What the exercise asks: Look for "JSON" in each line of the entries, and return the matching lines.
-- START Material to process --
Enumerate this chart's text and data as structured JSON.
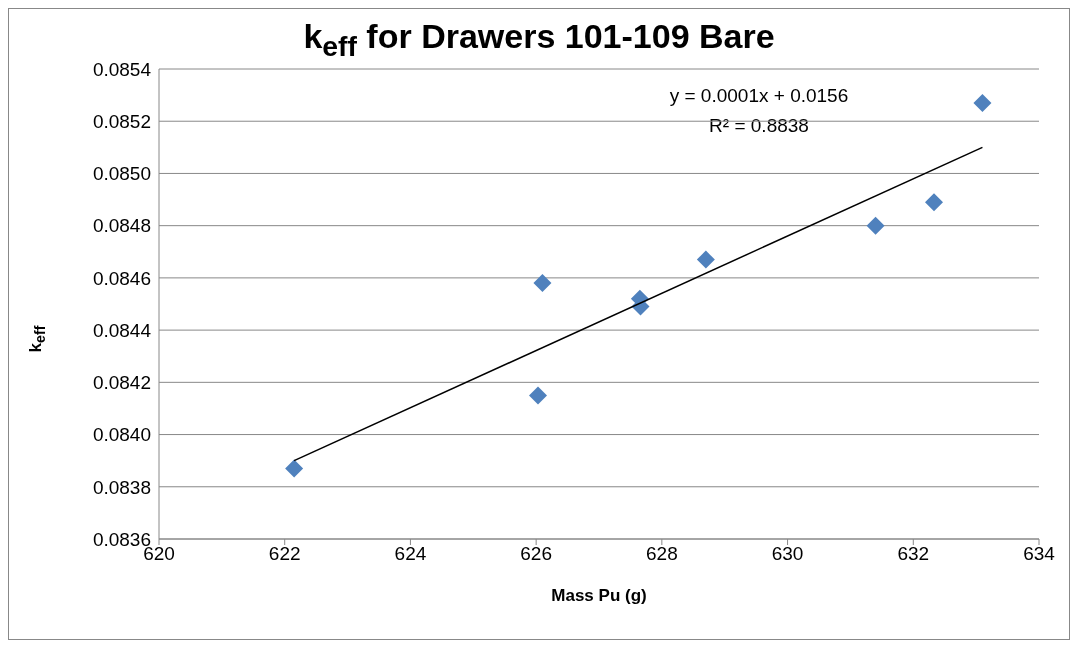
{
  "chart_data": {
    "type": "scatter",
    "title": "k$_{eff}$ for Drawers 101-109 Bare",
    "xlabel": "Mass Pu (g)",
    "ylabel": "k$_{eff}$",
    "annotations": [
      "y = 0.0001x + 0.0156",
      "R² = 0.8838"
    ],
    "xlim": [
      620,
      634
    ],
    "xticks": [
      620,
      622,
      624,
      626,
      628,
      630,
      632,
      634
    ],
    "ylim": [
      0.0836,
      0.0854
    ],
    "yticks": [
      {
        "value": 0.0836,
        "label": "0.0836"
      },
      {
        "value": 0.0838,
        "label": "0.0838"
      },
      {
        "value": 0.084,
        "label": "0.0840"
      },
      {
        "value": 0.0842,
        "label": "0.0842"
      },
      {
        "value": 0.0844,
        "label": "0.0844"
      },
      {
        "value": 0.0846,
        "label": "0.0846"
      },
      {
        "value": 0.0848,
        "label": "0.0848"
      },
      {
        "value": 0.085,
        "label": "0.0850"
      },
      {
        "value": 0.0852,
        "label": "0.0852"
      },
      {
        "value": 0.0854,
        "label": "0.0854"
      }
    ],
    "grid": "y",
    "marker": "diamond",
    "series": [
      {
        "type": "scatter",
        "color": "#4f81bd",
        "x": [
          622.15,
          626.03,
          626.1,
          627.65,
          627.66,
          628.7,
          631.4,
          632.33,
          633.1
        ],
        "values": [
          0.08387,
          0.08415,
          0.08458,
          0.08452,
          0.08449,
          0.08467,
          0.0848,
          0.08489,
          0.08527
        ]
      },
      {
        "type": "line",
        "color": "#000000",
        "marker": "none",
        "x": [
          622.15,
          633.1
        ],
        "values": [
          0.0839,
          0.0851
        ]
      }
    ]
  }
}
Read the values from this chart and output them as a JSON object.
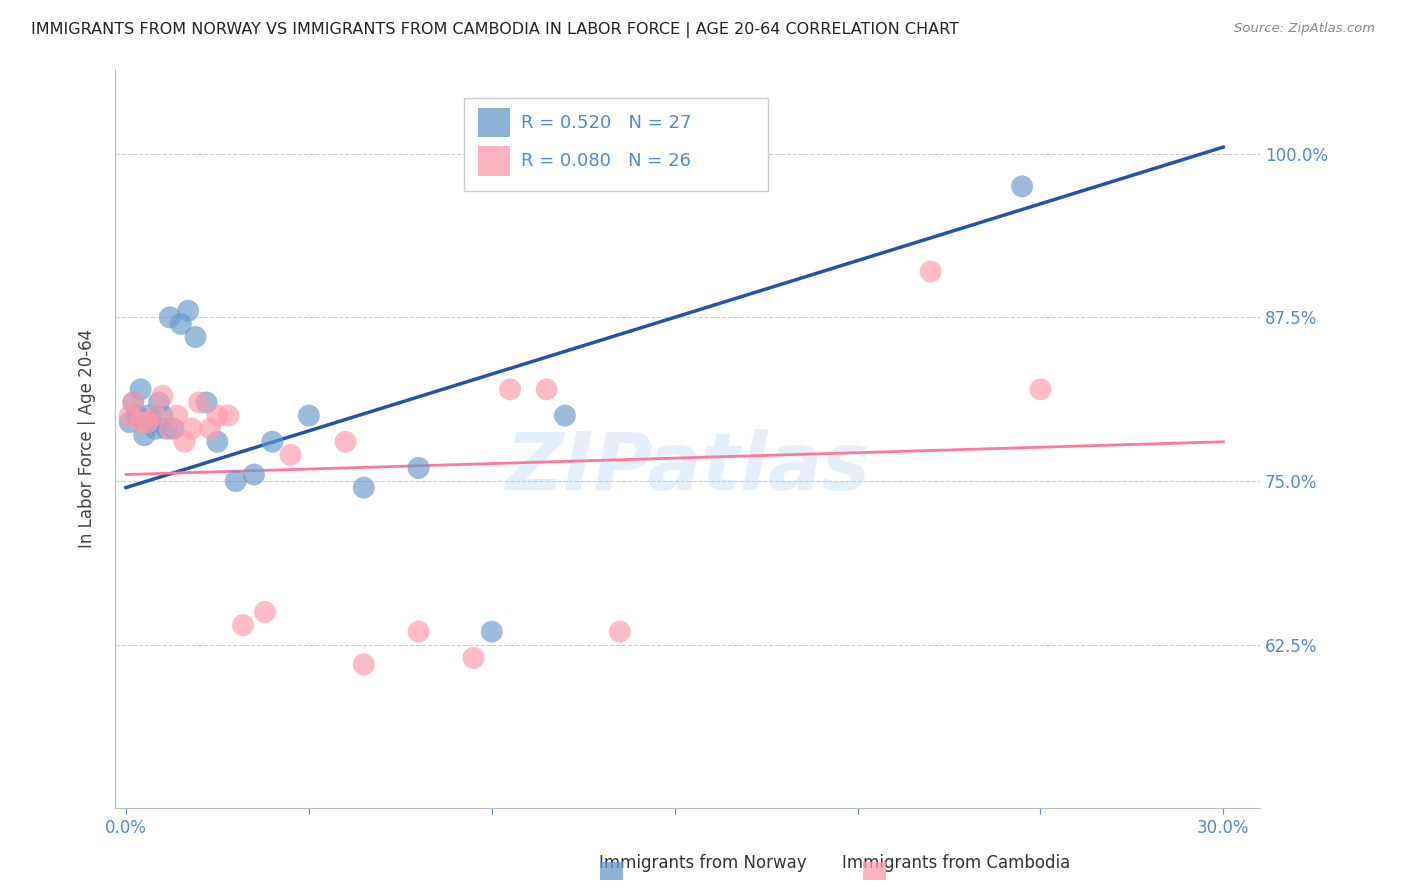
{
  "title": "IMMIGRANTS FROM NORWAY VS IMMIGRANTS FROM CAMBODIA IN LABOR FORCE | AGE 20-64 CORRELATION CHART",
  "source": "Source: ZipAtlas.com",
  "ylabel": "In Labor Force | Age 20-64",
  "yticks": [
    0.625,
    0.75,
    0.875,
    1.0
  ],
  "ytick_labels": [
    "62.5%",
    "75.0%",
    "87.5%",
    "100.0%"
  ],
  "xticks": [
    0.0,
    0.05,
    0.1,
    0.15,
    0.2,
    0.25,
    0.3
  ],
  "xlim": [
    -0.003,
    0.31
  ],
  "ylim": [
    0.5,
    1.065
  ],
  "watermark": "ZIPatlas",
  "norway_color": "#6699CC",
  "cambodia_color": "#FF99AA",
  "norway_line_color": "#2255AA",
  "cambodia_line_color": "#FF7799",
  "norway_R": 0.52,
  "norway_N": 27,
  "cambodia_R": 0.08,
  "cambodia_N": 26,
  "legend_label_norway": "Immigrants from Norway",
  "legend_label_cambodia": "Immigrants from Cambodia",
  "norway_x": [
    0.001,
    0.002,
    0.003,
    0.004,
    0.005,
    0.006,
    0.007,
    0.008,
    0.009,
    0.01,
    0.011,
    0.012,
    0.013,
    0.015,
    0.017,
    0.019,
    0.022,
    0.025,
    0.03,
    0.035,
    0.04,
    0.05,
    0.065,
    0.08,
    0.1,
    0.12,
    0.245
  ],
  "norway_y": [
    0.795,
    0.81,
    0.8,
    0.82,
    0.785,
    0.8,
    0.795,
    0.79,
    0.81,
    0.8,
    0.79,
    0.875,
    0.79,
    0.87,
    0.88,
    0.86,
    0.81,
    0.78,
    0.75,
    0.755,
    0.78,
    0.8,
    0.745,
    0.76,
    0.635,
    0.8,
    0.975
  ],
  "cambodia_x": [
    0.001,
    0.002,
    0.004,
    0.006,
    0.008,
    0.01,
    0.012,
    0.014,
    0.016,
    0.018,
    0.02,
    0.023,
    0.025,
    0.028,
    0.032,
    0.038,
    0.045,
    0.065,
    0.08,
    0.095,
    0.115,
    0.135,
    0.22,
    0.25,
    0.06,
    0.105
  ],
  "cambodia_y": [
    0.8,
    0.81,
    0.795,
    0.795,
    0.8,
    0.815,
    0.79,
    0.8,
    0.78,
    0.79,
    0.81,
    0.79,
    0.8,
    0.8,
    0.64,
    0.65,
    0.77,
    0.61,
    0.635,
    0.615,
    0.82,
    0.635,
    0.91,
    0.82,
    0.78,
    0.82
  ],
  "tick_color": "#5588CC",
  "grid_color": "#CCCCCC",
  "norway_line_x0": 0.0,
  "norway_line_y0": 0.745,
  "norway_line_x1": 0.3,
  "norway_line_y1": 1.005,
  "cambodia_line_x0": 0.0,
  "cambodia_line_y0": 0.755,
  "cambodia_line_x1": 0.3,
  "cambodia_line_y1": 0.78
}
-- END Material to process --
Task output:
Enumerate this chart's text and data as structured JSON.
Read the values from this chart and output them as a JSON object.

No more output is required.